*Written request*. Write out each line of the listing as it stands, without the images.

---

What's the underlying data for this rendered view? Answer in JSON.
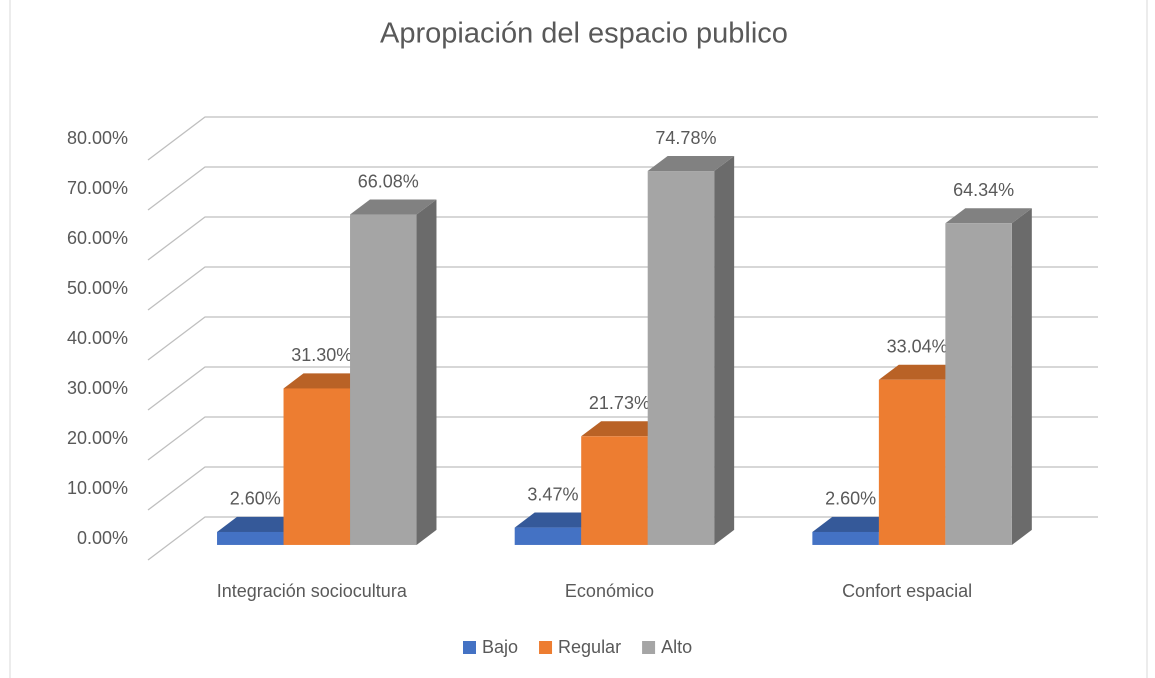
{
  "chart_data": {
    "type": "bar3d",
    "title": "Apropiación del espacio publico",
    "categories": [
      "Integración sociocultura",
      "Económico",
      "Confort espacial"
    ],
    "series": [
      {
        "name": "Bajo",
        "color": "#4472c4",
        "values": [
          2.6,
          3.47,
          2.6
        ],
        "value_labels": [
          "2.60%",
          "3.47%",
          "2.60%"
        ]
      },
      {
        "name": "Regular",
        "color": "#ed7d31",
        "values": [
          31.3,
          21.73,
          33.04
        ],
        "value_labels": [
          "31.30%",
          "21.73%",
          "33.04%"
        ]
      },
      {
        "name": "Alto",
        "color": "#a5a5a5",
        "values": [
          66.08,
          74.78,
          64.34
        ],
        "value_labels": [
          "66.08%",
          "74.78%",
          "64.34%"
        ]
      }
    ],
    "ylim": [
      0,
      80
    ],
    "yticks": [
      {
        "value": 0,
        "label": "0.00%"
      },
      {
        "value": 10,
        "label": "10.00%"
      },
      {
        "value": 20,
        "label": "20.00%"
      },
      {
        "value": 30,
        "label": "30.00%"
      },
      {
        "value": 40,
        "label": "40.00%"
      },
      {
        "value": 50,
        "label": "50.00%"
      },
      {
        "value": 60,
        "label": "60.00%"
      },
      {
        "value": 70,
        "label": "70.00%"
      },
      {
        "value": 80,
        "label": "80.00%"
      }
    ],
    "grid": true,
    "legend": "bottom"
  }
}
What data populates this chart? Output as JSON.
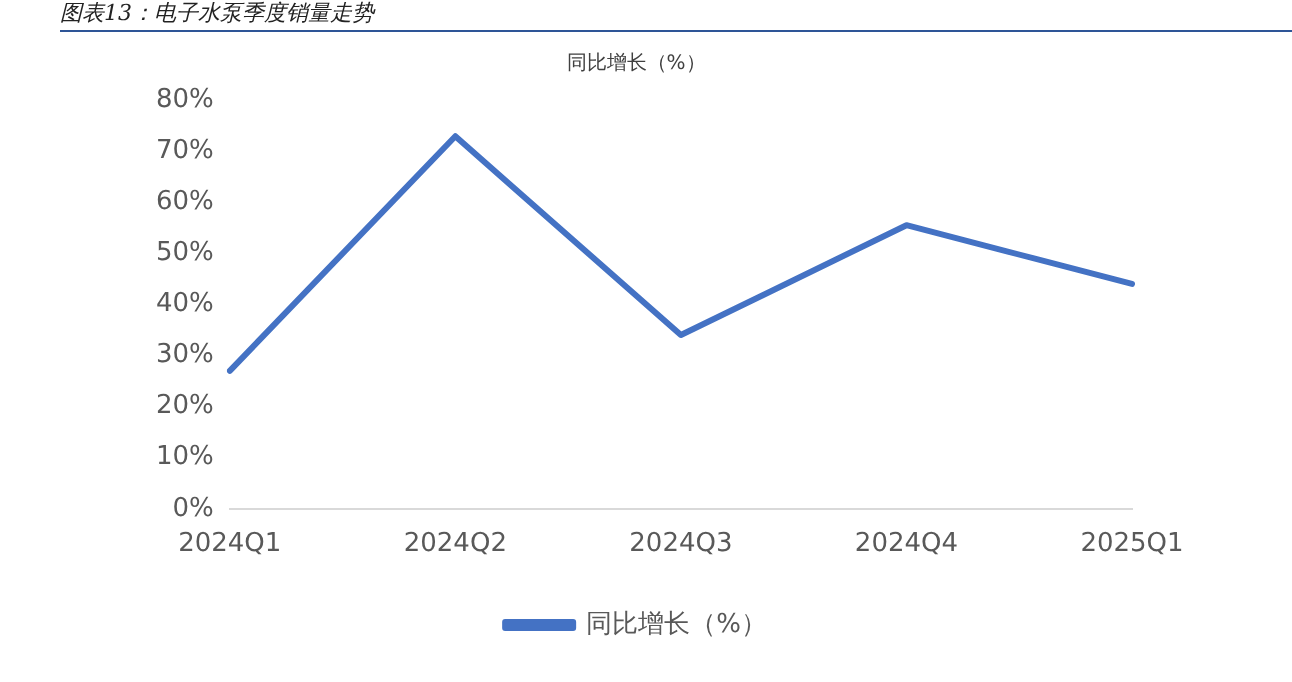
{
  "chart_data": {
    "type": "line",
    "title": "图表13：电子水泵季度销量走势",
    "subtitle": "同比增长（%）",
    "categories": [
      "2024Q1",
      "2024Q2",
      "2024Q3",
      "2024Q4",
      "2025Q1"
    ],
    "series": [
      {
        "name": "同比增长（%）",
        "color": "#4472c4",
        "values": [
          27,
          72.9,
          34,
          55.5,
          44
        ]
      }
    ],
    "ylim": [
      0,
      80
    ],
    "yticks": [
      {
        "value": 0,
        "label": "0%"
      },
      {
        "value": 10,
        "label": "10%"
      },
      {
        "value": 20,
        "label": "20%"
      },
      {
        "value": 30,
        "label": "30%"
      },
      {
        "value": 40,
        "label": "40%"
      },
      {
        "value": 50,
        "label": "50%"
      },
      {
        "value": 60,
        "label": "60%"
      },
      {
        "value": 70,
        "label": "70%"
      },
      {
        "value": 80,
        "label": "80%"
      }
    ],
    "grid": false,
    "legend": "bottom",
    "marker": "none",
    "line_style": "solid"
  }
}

---

*Output of the task*.
What's the underlying data for this rendered view? Answer in JSON.
{
  "chart_data": {
    "type": "bar3d",
    "title": "Apropiación del espacio publico",
    "categories": [
      "Integración sociocultura",
      "Económico",
      "Confort espacial"
    ],
    "series": [
      {
        "name": "Bajo",
        "color": "#4472c4",
        "values": [
          2.6,
          3.47,
          2.6
        ],
        "value_labels": [
          "2.60%",
          "3.47%",
          "2.60%"
        ]
      },
      {
        "name": "Regular",
        "color": "#ed7d31",
        "values": [
          31.3,
          21.73,
          33.04
        ],
        "value_labels": [
          "31.30%",
          "21.73%",
          "33.04%"
        ]
      },
      {
        "name": "Alto",
        "color": "#a5a5a5",
        "values": [
          66.08,
          74.78,
          64.34
        ],
        "value_labels": [
          "66.08%",
          "74.78%",
          "64.34%"
        ]
      }
    ],
    "ylim": [
      0,
      80
    ],
    "yticks": [
      {
        "value": 0,
        "label": "0.00%"
      },
      {
        "value": 10,
        "label": "10.00%"
      },
      {
        "value": 20,
        "label": "20.00%"
      },
      {
        "value": 30,
        "label": "30.00%"
      },
      {
        "value": 40,
        "label": "40.00%"
      },
      {
        "value": 50,
        "label": "50.00%"
      },
      {
        "value": 60,
        "label": "60.00%"
      },
      {
        "value": 70,
        "label": "70.00%"
      },
      {
        "value": 80,
        "label": "80.00%"
      }
    ],
    "grid": true,
    "legend": "bottom"
  }
}
What data populates this chart? Output as JSON.
{
  "chart_data": {
    "type": "line",
    "title": "图表13：电子水泵季度销量走势",
    "subtitle": "同比增长（%）",
    "categories": [
      "2024Q1",
      "2024Q2",
      "2024Q3",
      "2024Q4",
      "2025Q1"
    ],
    "series": [
      {
        "name": "同比增长（%）",
        "color": "#4472c4",
        "values": [
          27,
          72.9,
          34,
          55.5,
          44
        ]
      }
    ],
    "ylim": [
      0,
      80
    ],
    "yticks": [
      {
        "value": 0,
        "label": "0%"
      },
      {
        "value": 10,
        "label": "10%"
      },
      {
        "value": 20,
        "label": "20%"
      },
      {
        "value": 30,
        "label": "30%"
      },
      {
        "value": 40,
        "label": "40%"
      },
      {
        "value": 50,
        "label": "50%"
      },
      {
        "value": 60,
        "label": "60%"
      },
      {
        "value": 70,
        "label": "70%"
      },
      {
        "value": 80,
        "label": "80%"
      }
    ],
    "grid": false,
    "legend": "bottom",
    "marker": "none",
    "line_style": "solid"
  }
}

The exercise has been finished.